■ PROBLEM REQUIREMENTS: Identify the lines that include the word "Xanh", then copy all of them.

__________

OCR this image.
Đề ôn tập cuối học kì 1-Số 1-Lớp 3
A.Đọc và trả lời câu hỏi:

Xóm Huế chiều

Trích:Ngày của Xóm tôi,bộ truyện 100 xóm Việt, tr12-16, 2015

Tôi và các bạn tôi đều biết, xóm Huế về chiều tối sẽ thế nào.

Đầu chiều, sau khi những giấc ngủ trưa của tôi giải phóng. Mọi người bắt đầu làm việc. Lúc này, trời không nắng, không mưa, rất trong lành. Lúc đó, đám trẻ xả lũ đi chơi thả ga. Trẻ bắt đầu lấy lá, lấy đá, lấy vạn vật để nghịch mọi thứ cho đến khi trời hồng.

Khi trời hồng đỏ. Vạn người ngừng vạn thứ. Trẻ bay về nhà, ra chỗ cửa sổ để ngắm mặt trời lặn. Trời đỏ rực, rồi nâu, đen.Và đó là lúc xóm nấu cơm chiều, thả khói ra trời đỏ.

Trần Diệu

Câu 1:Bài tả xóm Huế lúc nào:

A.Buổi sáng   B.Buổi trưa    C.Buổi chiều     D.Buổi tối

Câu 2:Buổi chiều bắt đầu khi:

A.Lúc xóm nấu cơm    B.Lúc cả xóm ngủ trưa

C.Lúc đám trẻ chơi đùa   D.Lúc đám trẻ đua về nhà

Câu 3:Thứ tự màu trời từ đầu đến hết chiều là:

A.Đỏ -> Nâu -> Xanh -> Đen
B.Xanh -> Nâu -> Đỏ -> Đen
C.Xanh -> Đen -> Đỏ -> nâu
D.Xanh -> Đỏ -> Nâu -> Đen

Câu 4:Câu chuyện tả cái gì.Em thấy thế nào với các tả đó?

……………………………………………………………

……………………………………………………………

__________

■ THE RESULT:
A.Đỏ -> Nâu -> Xanh -> Đen
B.Xanh -> Nâu -> Đỏ -> Đen
C.Xanh -> Đen -> Đỏ -> nâu
D.Xanh -> Đỏ -> Nâu -> Đen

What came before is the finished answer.